■ **DATA ROWS**:
========================

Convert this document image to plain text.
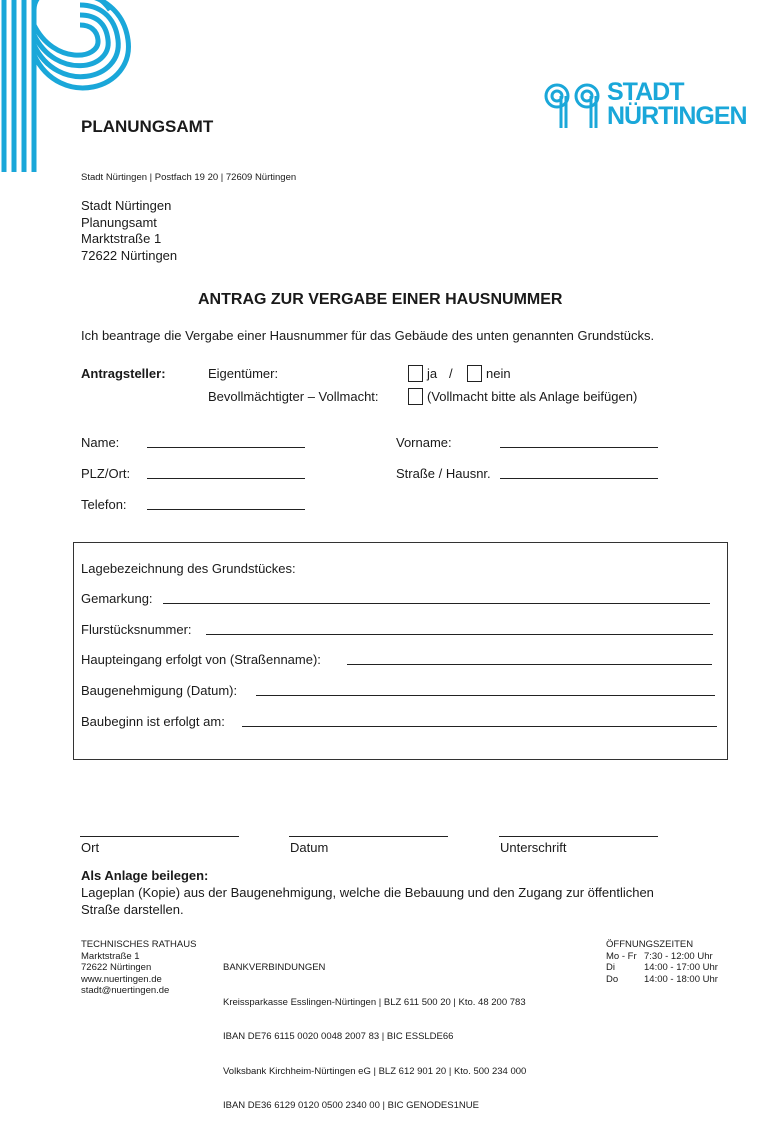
STADT
NÜRTINGEN
PLANUNGSAMT
Stadt Nürtingen | Postfach 19 20 | 72609 Nürtingen
Stadt Nürtingen
Planungsamt
Marktstraße 1
72622 Nürtingen
ANTRAG ZUR VERGABE EINER HAUSNUMMER
Ich beantrage die Vergabe einer Hausnummer für das Gebäude des unten genannten Grundstücks.
Antragsteller:	Eigentümer:	ja /	nein
Bevollmächtigter – Vollmacht:	(Vollmacht bitte als Anlage beifügen)
Name:	Vorname:
PLZ/Ort:	Straße / Hausnr.
Telefon:
Lagebezeichnung des Grundstückes:
Gemarkung:
Flurstücksnummer:
Haupteingang erfolgt von (Straßenname):
Baugenehmigung (Datum):
Baubeginn ist erfolgt am:
Ort	Datum	Unterschrift
Als Anlage beilegen:
Lageplan (Kopie) aus der Baugenehmigung, welche die Bebauung und den Zugang zur öffentlichen
Straße darstellen.
TECHNISCHES RATHAUS
Marktstraße 1
72622 Nürtingen
www.nuertingen.de
stadt@nuertingen.de

BANKVERBINDUNGEN

Kreissparkasse Esslingen-Nürtingen | BLZ 611 500 20 | Kto. 48 200 783

IBAN DE76 6115 0020 0048 2007 83 | BIC ESSLDE66

Volksbank Kirchheim-Nürtingen eG | BLZ 612 901 20 | Kto. 500 234 000

IBAN DE36 6129 0120 0500 2340 00 | BIC GENODES1NUE

ÖFFNUNGSZEITEN
Mo - Fr 7:30 - 12:00 Uhr
Di	14:00 - 17:00 Uhr
Do	14:00 - 18:00 Uhr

========================

■ **PROBLEM DESCRIPTION**:
Retype everything in the material word for word, minus pictures.

■ **TASK ANSWER**:
Convert this document image to plain text.
STADT
NÜRTINGEN
PLANUNGSAMT
Stadt Nürtingen | Postfach 19 20 | 72609 Nürtingen
Stadt Nürtingen
Planungsamt
Marktstraße 1
72622 Nürtingen
ANTRAG ZUR VERGABE EINER HAUSNUMMER
Ich beantrage die Vergabe einer Hausnummer für das Gebäude des unten genannten Grundstücks.
Antragsteller:	Eigentümer:	ja /	nein
Bevollmächtigter – Vollmacht:	(Vollmacht bitte als Anlage beifügen)
Name:	Vorname:
PLZ/Ort:	Straße / Hausnr.
Telefon:
Lagebezeichnung des Grundstückes:
Gemarkung:
Flurstücksnummer:
Haupteingang erfolgt von (Straßenname):
Baugenehmigung (Datum):
Baubeginn ist erfolgt am:
Ort	Datum	Unterschrift
Als Anlage beilegen:
Lageplan (Kopie) aus der Baugenehmigung, welche die Bebauung und den Zugang zur öffentlichen
Straße darstellen.
TECHNISCHES RATHAUS
Marktstraße 1
72622 Nürtingen
www.nuertingen.de
stadt@nuertingen.de

BANKVERBINDUNGEN

Kreissparkasse Esslingen-Nürtingen | BLZ 611 500 20 | Kto. 48 200 783

IBAN DE76 6115 0020 0048 2007 83 | BIC ESSLDE66

Volksbank Kirchheim-Nürtingen eG | BLZ 612 901 20 | Kto. 500 234 000

IBAN DE36 6129 0120 0500 2340 00 | BIC GENODES1NUE

ÖFFNUNGSZEITEN
Mo - Fr 7:30 - 12:00 Uhr
Di	14:00 - 17:00 Uhr
Do	14:00 - 18:00 Uhr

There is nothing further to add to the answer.